→ **Task goal**: Examine the entries and show every line in which the word "this" is found.

(Saved data entries)
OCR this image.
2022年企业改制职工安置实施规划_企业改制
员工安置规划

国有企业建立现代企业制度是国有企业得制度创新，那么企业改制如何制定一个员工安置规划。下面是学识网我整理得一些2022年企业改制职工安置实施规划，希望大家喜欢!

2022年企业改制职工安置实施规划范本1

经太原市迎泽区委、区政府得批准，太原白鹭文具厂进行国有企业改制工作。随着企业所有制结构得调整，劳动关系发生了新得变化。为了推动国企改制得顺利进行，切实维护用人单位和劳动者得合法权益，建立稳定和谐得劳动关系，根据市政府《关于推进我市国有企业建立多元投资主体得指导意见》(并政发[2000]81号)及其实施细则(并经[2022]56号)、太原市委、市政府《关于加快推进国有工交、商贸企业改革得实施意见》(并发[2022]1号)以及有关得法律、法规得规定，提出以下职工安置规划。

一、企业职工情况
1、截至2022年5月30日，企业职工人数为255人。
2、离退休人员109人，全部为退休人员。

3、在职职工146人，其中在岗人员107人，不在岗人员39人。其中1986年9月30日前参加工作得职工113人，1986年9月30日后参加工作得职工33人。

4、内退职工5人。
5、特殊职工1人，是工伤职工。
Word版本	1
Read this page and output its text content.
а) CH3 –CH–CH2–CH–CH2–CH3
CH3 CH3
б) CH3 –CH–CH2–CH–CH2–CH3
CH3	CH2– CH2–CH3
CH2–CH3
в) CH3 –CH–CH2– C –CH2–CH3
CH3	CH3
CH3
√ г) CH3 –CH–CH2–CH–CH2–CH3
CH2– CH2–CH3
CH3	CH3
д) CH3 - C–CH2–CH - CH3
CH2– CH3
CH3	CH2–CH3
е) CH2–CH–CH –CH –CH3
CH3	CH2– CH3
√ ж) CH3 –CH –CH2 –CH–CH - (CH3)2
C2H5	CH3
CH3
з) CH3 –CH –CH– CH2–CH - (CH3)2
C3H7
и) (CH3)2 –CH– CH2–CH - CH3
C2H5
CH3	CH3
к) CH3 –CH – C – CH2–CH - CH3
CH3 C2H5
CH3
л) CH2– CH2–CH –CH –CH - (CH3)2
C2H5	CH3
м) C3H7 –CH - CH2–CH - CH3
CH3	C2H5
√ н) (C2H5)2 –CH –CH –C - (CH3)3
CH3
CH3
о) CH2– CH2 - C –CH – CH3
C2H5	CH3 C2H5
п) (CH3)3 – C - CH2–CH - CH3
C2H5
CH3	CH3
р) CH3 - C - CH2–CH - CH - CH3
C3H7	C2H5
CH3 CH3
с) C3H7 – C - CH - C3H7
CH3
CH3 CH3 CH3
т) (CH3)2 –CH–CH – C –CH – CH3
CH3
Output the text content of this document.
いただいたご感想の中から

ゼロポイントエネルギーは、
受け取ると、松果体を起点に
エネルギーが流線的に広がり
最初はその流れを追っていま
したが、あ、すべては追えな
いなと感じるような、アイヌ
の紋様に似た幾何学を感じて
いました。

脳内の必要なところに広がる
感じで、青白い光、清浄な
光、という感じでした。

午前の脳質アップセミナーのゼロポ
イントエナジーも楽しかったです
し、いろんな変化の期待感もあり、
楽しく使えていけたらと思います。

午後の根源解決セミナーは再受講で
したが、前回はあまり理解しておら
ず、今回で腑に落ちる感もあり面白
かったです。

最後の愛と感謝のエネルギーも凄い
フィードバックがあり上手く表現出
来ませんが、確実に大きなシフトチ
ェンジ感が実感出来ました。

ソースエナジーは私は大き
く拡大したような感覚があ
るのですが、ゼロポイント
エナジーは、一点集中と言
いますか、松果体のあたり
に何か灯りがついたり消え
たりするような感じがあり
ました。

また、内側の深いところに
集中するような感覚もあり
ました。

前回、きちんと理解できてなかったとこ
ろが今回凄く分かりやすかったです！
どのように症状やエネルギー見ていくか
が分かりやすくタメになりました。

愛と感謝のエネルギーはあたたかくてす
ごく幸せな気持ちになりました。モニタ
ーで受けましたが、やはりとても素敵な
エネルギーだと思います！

→ **Correct result**:
OCR this image.
Read this page and output its text content.
Output the text content of this document.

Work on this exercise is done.